*WHAT IS BEING ASKED:* Reproduce the material below verbatim, line for line, omitting the pictures.

Spatial layout entries
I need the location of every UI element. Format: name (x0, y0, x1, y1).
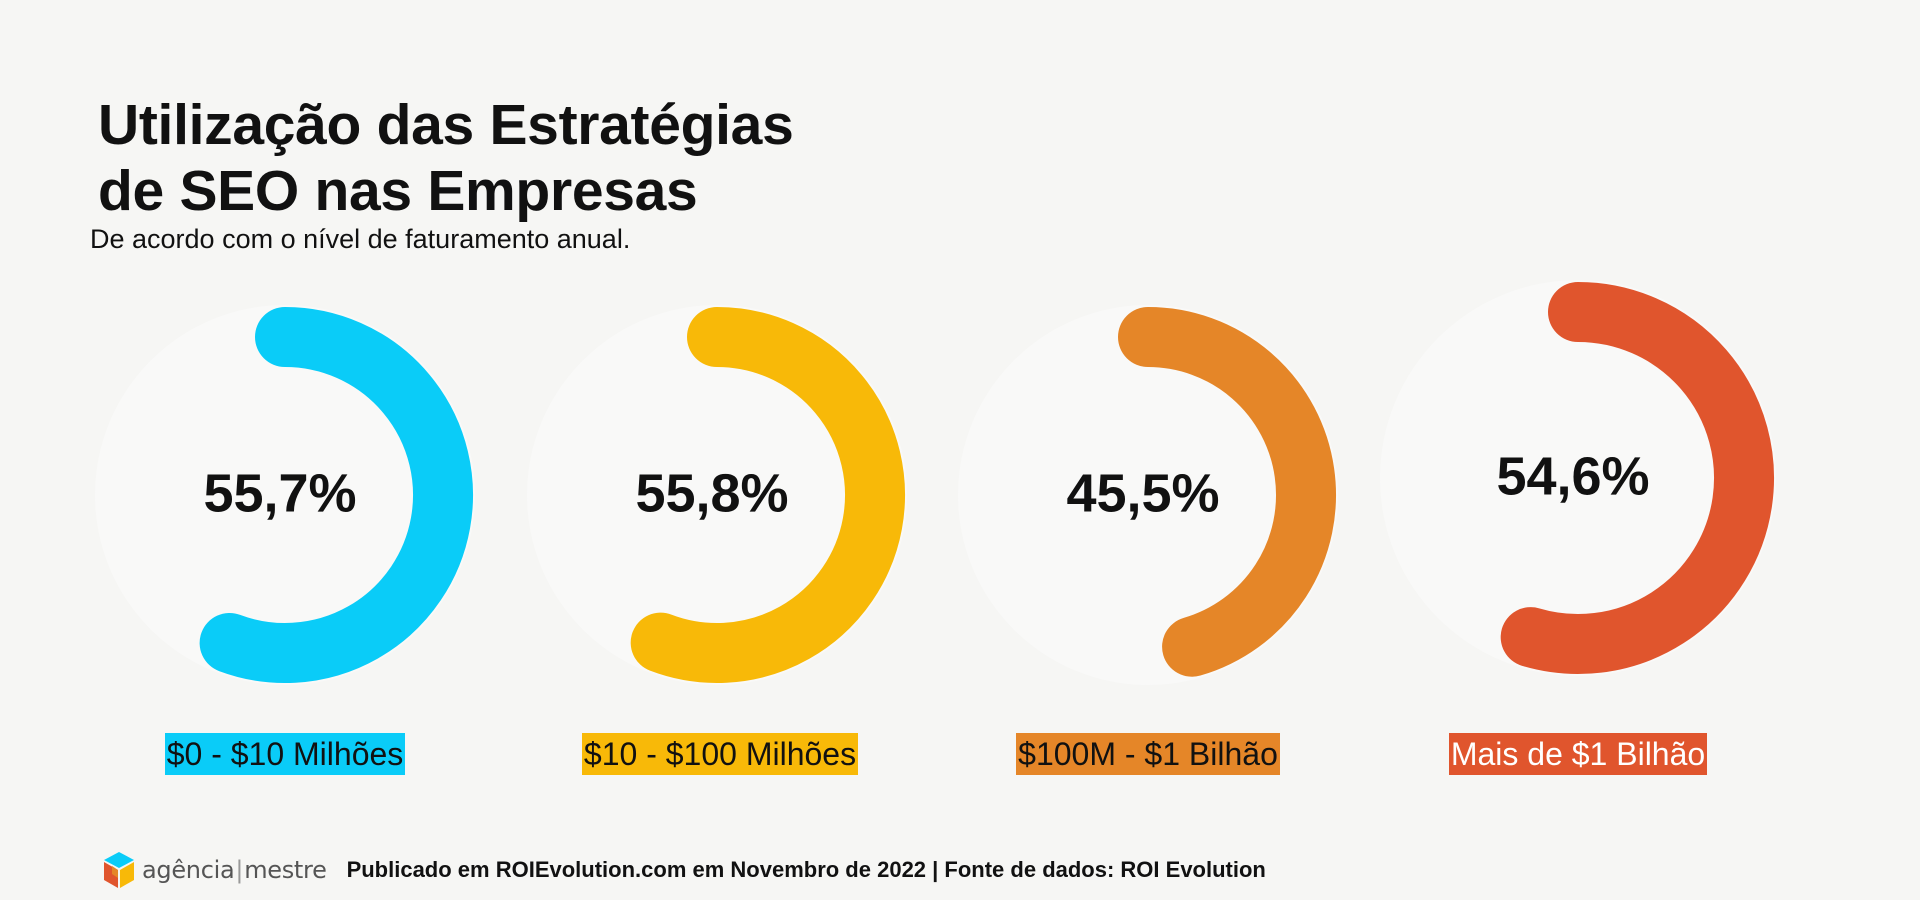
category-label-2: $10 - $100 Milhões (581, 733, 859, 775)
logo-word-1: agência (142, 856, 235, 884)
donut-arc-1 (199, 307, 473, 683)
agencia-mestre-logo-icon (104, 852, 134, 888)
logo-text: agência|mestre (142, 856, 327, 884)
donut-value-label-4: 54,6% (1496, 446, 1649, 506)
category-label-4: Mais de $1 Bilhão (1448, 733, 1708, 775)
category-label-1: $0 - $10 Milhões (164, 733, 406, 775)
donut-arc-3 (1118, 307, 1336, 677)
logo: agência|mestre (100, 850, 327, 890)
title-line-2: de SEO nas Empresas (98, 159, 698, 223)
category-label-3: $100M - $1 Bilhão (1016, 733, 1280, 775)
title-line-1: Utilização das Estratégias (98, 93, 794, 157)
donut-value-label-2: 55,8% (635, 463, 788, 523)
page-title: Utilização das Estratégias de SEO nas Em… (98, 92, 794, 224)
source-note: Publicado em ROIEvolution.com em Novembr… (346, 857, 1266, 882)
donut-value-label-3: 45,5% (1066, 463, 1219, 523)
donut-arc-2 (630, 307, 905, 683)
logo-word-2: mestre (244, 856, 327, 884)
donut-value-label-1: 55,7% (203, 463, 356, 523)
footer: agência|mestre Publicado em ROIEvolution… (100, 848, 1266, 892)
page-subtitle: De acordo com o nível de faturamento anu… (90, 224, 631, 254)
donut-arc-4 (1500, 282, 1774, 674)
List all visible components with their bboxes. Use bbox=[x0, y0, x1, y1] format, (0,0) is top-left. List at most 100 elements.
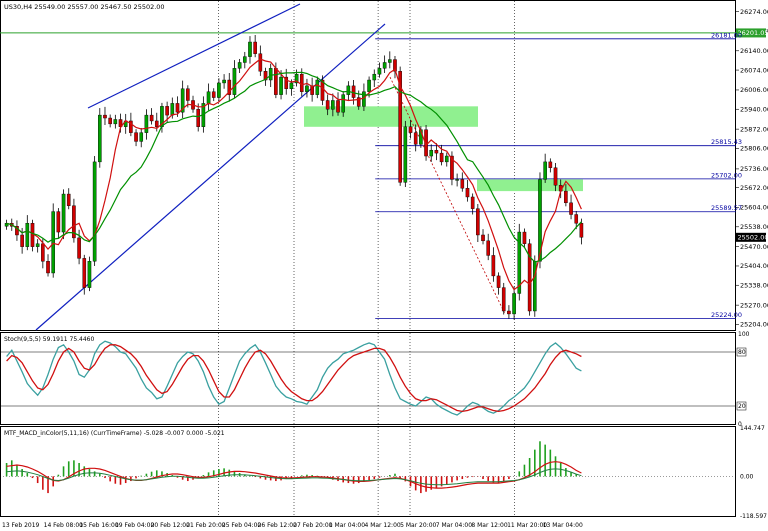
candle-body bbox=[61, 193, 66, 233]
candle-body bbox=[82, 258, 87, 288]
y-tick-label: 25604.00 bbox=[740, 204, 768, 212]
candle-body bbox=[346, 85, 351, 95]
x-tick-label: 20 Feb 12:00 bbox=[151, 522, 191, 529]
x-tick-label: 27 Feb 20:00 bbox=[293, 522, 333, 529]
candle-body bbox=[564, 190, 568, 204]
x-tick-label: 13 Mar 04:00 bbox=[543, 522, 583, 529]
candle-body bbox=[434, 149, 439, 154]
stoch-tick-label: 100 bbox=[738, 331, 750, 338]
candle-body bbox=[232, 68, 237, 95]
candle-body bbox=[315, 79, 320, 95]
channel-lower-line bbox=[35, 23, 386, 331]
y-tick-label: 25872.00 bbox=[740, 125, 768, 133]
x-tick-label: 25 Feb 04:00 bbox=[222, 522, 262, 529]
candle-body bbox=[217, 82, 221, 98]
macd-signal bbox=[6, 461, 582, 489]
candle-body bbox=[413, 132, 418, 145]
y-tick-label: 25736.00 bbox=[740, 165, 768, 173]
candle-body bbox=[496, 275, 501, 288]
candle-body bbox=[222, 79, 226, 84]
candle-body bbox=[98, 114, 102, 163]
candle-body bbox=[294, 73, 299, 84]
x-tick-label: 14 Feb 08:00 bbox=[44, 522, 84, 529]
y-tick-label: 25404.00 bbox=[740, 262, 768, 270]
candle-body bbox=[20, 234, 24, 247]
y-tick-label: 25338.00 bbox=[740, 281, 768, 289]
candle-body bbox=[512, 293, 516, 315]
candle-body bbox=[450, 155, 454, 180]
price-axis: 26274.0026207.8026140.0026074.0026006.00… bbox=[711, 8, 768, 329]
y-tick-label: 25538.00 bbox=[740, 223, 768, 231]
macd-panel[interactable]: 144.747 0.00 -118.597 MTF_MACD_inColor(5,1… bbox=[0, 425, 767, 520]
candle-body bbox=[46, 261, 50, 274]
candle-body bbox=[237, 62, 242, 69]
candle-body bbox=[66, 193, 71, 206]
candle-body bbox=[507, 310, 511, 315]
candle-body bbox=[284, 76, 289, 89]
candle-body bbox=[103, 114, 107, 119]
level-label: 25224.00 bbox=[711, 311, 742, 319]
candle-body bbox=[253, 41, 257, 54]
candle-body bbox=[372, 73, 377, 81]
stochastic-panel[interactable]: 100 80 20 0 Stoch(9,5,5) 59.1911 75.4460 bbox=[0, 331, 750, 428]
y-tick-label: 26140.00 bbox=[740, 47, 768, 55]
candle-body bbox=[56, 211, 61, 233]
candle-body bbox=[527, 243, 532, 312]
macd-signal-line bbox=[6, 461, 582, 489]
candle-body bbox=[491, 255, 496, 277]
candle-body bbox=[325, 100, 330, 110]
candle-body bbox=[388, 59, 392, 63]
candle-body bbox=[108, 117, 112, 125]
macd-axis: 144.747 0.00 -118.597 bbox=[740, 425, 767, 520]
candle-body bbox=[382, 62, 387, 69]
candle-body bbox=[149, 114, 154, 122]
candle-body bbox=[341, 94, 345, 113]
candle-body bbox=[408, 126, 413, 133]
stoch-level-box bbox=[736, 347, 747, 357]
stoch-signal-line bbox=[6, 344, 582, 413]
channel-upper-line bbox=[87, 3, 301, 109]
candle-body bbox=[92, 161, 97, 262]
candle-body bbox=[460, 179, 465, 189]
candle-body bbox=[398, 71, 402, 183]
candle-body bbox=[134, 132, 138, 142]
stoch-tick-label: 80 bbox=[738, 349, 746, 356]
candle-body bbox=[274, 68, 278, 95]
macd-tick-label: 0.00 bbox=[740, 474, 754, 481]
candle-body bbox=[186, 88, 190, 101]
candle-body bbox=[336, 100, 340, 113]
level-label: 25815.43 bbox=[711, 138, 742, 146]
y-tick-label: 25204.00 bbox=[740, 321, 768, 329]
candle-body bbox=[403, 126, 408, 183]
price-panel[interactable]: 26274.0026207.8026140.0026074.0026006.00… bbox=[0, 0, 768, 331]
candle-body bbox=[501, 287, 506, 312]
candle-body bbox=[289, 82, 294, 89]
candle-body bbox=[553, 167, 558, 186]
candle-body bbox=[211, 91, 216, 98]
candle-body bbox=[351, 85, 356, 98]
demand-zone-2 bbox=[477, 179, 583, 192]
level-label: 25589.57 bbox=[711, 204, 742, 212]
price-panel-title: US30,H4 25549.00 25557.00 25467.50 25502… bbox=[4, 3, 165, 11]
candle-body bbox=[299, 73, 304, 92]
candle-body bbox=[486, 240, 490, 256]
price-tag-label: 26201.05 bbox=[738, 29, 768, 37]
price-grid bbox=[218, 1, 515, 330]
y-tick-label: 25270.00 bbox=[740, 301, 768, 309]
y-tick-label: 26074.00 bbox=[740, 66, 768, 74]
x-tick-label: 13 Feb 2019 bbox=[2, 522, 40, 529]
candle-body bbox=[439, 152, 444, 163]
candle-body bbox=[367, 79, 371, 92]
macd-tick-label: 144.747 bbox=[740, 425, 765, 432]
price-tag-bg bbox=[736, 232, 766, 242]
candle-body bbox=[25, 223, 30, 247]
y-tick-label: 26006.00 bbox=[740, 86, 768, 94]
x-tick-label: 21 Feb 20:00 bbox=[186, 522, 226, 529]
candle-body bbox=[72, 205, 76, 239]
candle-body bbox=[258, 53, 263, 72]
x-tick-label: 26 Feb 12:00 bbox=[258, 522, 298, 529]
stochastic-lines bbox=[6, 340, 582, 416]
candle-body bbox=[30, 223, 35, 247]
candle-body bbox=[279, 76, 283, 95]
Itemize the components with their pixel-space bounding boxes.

*CORRECT RESULT:*
I need the location of every UI element. Format: name (x0, y0, x1, y1).
category-label-2: $10 - $100 Milhões (581, 733, 859, 775)
logo-word-1: agência (142, 856, 235, 884)
donut-arc-1 (199, 307, 473, 683)
agencia-mestre-logo-icon (104, 852, 134, 888)
logo-text: agência|mestre (142, 856, 327, 884)
donut-value-label-4: 54,6% (1496, 446, 1649, 506)
category-label-4: Mais de $1 Bilhão (1448, 733, 1708, 775)
category-label-1: $0 - $10 Milhões (164, 733, 406, 775)
donut-arc-3 (1118, 307, 1336, 677)
logo: agência|mestre (100, 850, 327, 890)
title-line-2: de SEO nas Empresas (98, 159, 698, 223)
category-label-3: $100M - $1 Bilhão (1016, 733, 1280, 775)
title-line-1: Utilização das Estratégias (98, 93, 794, 157)
donut-value-label-2: 55,8% (635, 463, 788, 523)
page-title: Utilização das Estratégias de SEO nas Em… (98, 92, 794, 224)
source-note: Publicado em ROIEvolution.com em Novembr… (346, 857, 1266, 882)
donut-value-label-3: 45,5% (1066, 463, 1219, 523)
donut-arc-2 (630, 307, 905, 683)
logo-word-2: mestre (244, 856, 327, 884)
donut-value-label-1: 55,7% (203, 463, 356, 523)
footer: agência|mestre Publicado em ROIEvolution… (100, 848, 1266, 892)
page-subtitle: De acordo com o nível de faturamento anu… (90, 224, 631, 254)
donut-arc-4 (1500, 282, 1774, 674)
List all visible components with their bboxes. Use bbox=[x0, y0, x1, y1] format, (0,0) is top-left. List at most 100 elements.
candle-body bbox=[61, 193, 66, 233]
candle-body bbox=[82, 258, 87, 288]
y-tick-label: 25604.00 bbox=[740, 204, 768, 212]
candle-body bbox=[346, 85, 351, 95]
x-tick-label: 20 Feb 12:00 bbox=[151, 522, 191, 529]
x-tick-label: 27 Feb 20:00 bbox=[293, 522, 333, 529]
candle-body bbox=[564, 190, 568, 204]
x-tick-label: 13 Mar 04:00 bbox=[543, 522, 583, 529]
candle-body bbox=[434, 149, 439, 154]
stoch-tick-label: 100 bbox=[738, 331, 750, 338]
candle-body bbox=[232, 68, 237, 95]
candle-body bbox=[315, 79, 320, 95]
channel-lower-line bbox=[35, 23, 386, 331]
y-tick-label: 25872.00 bbox=[740, 125, 768, 133]
x-tick-label: 25 Feb 04:00 bbox=[222, 522, 262, 529]
candle-body bbox=[217, 82, 221, 98]
macd-signal bbox=[6, 461, 582, 489]
candle-body bbox=[413, 132, 418, 145]
y-tick-label: 25736.00 bbox=[740, 165, 768, 173]
candle-body bbox=[496, 275, 501, 288]
candle-body bbox=[222, 79, 226, 84]
candle-body bbox=[98, 114, 102, 163]
candle-body bbox=[294, 73, 299, 84]
x-tick-label: 14 Feb 08:00 bbox=[44, 522, 84, 529]
y-tick-label: 25404.00 bbox=[740, 262, 768, 270]
candle-body bbox=[20, 234, 24, 247]
y-tick-label: 25338.00 bbox=[740, 281, 768, 289]
candle-body bbox=[512, 293, 516, 315]
candle-body bbox=[450, 155, 454, 180]
price-axis: 26274.0026207.8026140.0026074.0026006.00… bbox=[711, 8, 768, 329]
y-tick-label: 25538.00 bbox=[740, 223, 768, 231]
macd-panel[interactable]: 144.747 0.00 -118.597 MTF_MACD_inColor(5,1… bbox=[0, 425, 767, 520]
candle-body bbox=[46, 261, 50, 274]
candle-body bbox=[237, 62, 242, 69]
candle-body bbox=[66, 193, 71, 206]
candle-body bbox=[507, 310, 511, 315]
candle-body bbox=[284, 76, 289, 89]
candle-body bbox=[103, 114, 107, 119]
level-label: 25224.00 bbox=[711, 311, 742, 319]
candle-body bbox=[253, 41, 257, 54]
candle-body bbox=[372, 73, 377, 81]
stochastic-panel[interactable]: 100 80 20 0 Stoch(9,5,5) 59.1911 75.4460 bbox=[0, 331, 750, 428]
y-tick-label: 26140.00 bbox=[740, 47, 768, 55]
candle-body bbox=[56, 211, 61, 233]
candle-body bbox=[527, 243, 532, 312]
macd-signal-line bbox=[6, 461, 582, 489]
candle-body bbox=[491, 255, 496, 277]
candle-body bbox=[325, 100, 330, 110]
candle-body bbox=[388, 59, 392, 63]
candle-body bbox=[108, 117, 112, 125]
macd-axis: 144.747 0.00 -118.597 bbox=[740, 425, 767, 520]
candle-body bbox=[382, 62, 387, 69]
candle-body bbox=[149, 114, 154, 122]
candle-body bbox=[341, 94, 345, 113]
candle-body bbox=[408, 126, 413, 133]
stoch-level-box bbox=[736, 347, 747, 357]
stoch-signal-line bbox=[6, 344, 582, 413]
channel-upper-line bbox=[87, 3, 301, 109]
candle-body bbox=[92, 161, 97, 262]
candle-body bbox=[460, 179, 465, 189]
candle-body bbox=[398, 71, 402, 183]
candle-body bbox=[134, 132, 138, 142]
stoch-tick-label: 80 bbox=[738, 349, 746, 356]
candle-body bbox=[274, 68, 278, 95]
macd-tick-label: 0.00 bbox=[740, 474, 754, 481]
candle-body bbox=[186, 88, 190, 101]
candle-body bbox=[336, 100, 340, 113]
level-label: 25815.43 bbox=[711, 138, 742, 146]
y-tick-label: 25204.00 bbox=[740, 321, 768, 329]
candle-body bbox=[403, 126, 408, 183]
price-panel[interactable]: 26274.0026207.8026140.0026074.0026006.00… bbox=[0, 0, 768, 331]
candle-body bbox=[501, 287, 506, 312]
candle-body bbox=[289, 82, 294, 89]
candle-body bbox=[553, 167, 558, 186]
candle-body bbox=[211, 91, 216, 98]
candle-body bbox=[351, 85, 356, 98]
demand-zone-2 bbox=[477, 179, 583, 192]
level-label: 25589.57 bbox=[711, 204, 742, 212]
price-panel-title: US30,H4 25549.00 25557.00 25467.50 25502… bbox=[4, 3, 165, 11]
candle-body bbox=[299, 73, 304, 92]
candle-body bbox=[486, 240, 490, 256]
price-tag-label: 26201.05 bbox=[738, 29, 768, 37]
price-grid bbox=[218, 1, 515, 330]
y-tick-label: 25270.00 bbox=[740, 301, 768, 309]
y-tick-label: 26074.00 bbox=[740, 66, 768, 74]
x-tick-label: 13 Feb 2019 bbox=[2, 522, 40, 529]
candle-body bbox=[439, 152, 444, 163]
candle-body bbox=[367, 79, 371, 92]
macd-tick-label: 144.747 bbox=[740, 425, 765, 432]
price-tag-bg bbox=[736, 232, 766, 242]
candle-body bbox=[25, 223, 30, 247]
y-tick-label: 26006.00 bbox=[740, 86, 768, 94]
x-tick-label: 21 Feb 20:00 bbox=[186, 522, 226, 529]
candle-body bbox=[72, 205, 76, 239]
candle-body bbox=[258, 53, 263, 72]
x-tick-label: 26 Feb 12:00 bbox=[258, 522, 298, 529]
stochastic-lines bbox=[6, 340, 582, 416]
candle-body bbox=[30, 223, 35, 247]
candle-body bbox=[279, 76, 283, 95]
Itemize the components with their pixel-space bounding boxes.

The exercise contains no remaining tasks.